__What to do__:
From the entries below, copy every line that holds the word "this".

__Exercise inputs__:
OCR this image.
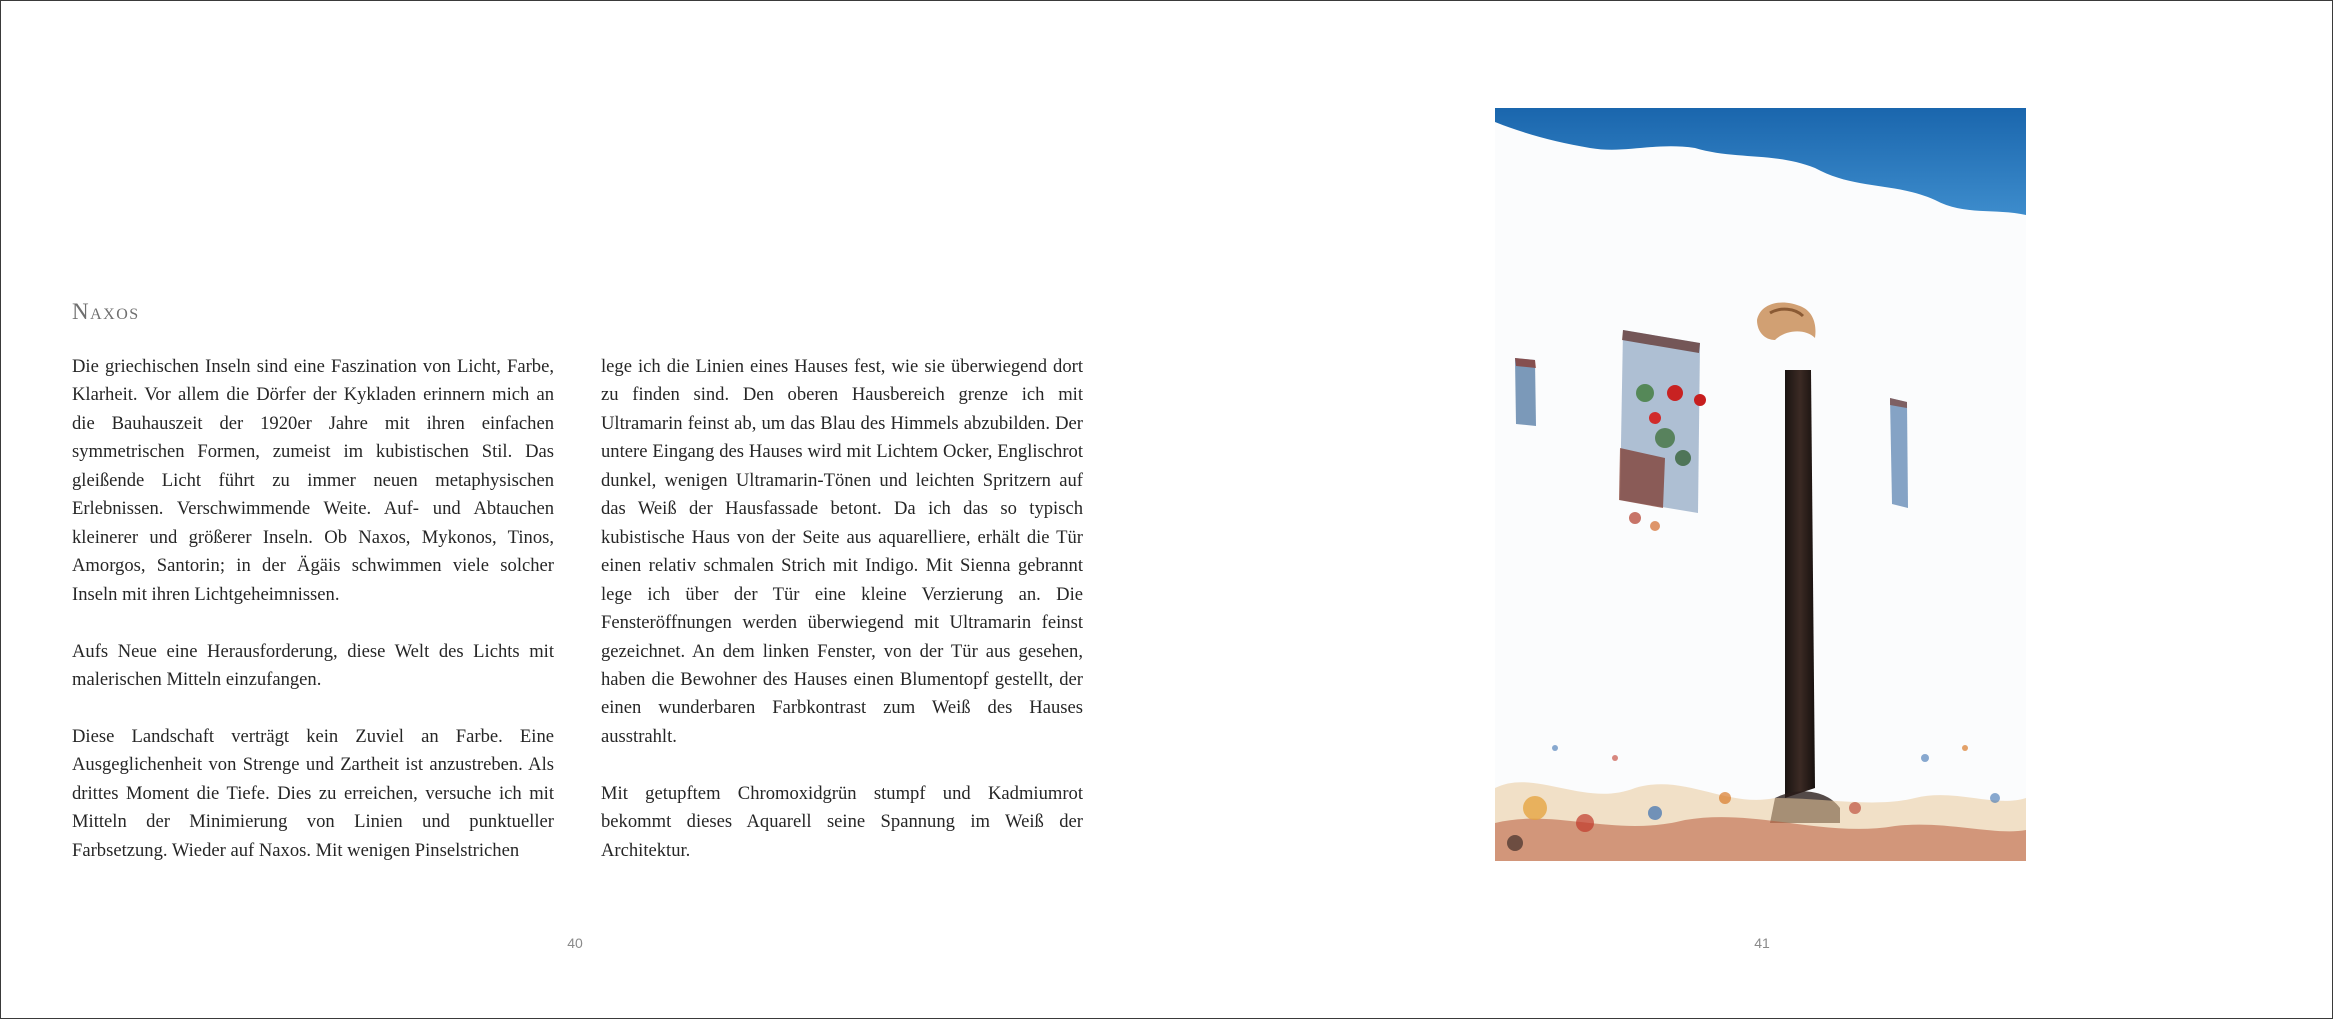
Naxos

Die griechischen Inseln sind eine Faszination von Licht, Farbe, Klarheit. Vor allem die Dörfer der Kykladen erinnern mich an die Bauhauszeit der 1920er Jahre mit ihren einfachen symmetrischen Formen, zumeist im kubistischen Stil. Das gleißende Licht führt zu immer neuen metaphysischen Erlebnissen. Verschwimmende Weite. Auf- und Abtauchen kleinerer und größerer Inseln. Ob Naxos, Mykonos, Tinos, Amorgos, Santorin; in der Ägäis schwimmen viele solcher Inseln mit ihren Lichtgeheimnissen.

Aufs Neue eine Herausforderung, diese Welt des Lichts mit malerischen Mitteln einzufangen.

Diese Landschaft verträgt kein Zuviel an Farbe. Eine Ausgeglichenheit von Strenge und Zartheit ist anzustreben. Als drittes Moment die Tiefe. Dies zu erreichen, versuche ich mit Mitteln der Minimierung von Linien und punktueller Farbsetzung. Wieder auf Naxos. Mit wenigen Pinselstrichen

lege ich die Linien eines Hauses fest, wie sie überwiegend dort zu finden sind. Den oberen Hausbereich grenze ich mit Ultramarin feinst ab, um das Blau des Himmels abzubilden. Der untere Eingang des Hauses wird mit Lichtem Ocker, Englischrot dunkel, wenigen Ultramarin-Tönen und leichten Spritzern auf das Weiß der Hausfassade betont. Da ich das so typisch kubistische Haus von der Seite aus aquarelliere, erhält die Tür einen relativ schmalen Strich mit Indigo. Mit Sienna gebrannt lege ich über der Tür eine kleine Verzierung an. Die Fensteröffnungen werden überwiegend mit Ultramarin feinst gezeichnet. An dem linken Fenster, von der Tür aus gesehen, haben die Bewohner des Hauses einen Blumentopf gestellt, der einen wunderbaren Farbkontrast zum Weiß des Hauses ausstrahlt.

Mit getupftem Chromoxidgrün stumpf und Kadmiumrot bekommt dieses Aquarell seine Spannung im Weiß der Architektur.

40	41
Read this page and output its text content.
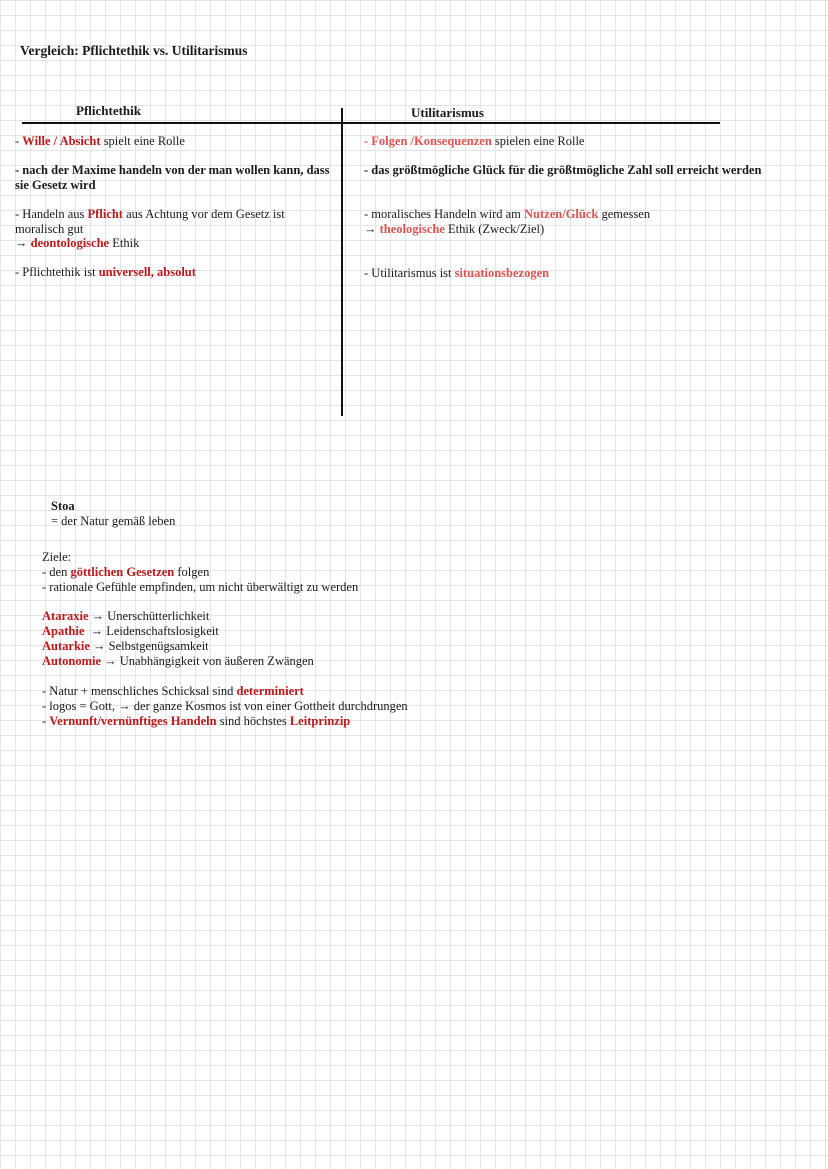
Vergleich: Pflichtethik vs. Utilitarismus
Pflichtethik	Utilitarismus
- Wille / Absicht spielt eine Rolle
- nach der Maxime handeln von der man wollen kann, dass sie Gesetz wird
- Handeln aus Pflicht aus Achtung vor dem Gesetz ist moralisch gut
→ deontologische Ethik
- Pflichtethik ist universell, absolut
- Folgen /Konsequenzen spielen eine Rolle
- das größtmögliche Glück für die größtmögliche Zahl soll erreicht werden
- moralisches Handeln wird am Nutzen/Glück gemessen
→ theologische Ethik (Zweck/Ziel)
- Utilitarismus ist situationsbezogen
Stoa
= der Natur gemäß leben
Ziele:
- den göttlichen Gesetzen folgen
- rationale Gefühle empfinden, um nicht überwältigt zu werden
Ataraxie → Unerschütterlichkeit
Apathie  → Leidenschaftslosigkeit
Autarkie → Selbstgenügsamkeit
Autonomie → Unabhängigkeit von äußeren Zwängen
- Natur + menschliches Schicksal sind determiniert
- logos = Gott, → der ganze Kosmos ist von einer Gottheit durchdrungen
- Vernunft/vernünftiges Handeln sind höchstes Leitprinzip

__Output below__:
OCR this image.
Read this page and output its text content.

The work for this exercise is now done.